**TASK ITEM**
Every line containing "score" should be copied out. Go through the entries and find them.

**DATASET EXTRACT**
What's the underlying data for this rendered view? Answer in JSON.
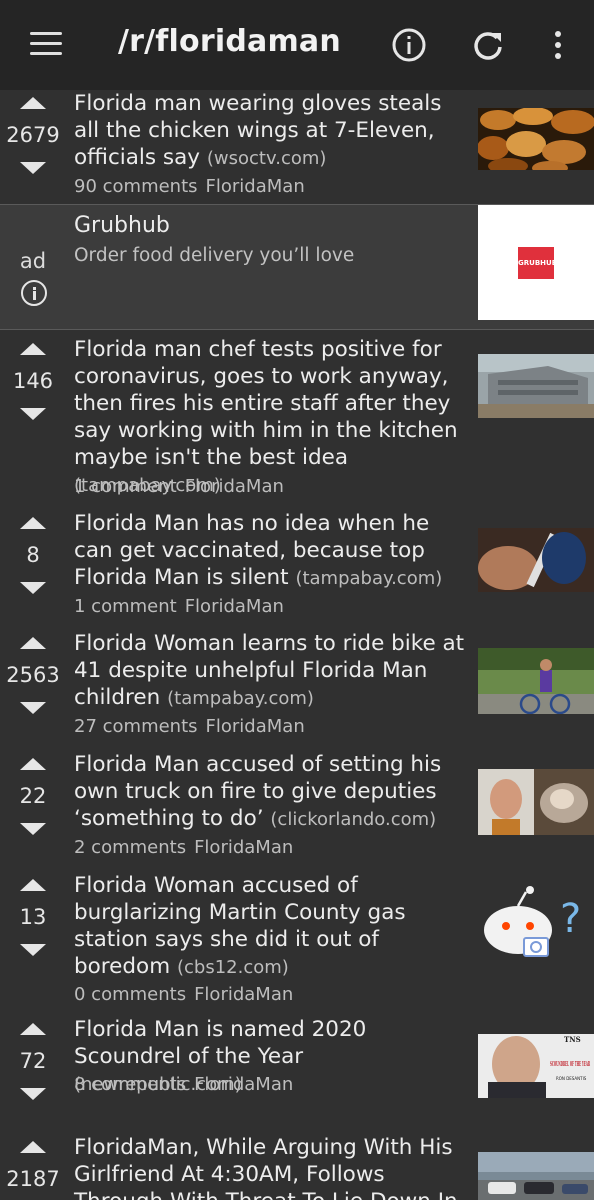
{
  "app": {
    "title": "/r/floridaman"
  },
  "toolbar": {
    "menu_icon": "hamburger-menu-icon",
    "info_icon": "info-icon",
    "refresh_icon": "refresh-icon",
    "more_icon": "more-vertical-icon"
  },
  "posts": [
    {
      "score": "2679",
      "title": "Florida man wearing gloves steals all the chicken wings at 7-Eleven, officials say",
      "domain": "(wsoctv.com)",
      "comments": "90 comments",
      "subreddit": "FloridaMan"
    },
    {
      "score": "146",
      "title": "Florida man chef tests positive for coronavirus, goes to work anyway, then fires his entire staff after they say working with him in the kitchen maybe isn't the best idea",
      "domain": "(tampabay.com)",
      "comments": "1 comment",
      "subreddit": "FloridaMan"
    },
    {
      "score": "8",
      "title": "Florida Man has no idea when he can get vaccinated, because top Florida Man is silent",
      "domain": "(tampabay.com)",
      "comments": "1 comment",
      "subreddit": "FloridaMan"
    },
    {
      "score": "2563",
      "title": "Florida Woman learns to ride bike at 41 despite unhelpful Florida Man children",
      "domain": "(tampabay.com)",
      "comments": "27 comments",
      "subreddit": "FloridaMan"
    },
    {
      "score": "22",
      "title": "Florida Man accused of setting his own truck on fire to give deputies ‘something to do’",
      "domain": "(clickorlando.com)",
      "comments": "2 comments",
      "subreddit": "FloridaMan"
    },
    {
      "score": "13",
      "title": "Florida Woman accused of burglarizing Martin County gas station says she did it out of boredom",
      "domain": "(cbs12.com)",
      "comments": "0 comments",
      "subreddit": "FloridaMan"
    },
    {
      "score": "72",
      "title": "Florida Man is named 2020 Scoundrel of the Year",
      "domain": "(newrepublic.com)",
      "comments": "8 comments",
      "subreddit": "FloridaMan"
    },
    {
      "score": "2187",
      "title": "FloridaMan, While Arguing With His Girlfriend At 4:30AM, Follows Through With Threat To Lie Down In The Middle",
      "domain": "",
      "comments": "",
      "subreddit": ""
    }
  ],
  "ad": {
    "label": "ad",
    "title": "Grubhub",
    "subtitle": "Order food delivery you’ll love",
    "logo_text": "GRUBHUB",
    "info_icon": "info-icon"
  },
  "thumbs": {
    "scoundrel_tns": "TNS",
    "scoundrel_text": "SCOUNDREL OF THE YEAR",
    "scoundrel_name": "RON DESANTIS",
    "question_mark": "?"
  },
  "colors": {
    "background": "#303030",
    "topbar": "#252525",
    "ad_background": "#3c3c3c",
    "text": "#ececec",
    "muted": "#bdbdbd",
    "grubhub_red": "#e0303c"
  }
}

* * *

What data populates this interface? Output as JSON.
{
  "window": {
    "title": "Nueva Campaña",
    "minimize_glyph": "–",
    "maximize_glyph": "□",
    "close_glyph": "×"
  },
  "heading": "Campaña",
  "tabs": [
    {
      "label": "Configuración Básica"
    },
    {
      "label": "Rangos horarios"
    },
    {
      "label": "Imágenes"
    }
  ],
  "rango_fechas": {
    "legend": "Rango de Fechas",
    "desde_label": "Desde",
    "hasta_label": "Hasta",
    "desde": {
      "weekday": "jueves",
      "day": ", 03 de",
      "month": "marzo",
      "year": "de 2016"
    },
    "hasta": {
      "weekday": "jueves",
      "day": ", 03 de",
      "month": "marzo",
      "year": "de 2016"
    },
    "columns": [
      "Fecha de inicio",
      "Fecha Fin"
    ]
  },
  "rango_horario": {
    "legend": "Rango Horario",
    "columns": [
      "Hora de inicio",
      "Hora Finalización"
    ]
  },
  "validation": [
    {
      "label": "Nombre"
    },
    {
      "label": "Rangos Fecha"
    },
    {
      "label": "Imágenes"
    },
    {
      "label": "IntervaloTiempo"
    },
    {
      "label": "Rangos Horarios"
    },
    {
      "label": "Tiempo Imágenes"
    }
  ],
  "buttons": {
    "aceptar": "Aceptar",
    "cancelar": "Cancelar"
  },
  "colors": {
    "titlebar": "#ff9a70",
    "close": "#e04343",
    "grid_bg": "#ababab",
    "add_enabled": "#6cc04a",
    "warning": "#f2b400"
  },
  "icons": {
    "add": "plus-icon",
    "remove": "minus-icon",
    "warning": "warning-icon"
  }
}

**SOLVED PROBLEM**
      "score": "2679",
      "score": "146",
      "score": "8",
      "score": "2563",
      "score": "22",
      "score": "13",
      "score": "72",
      "score": "2187",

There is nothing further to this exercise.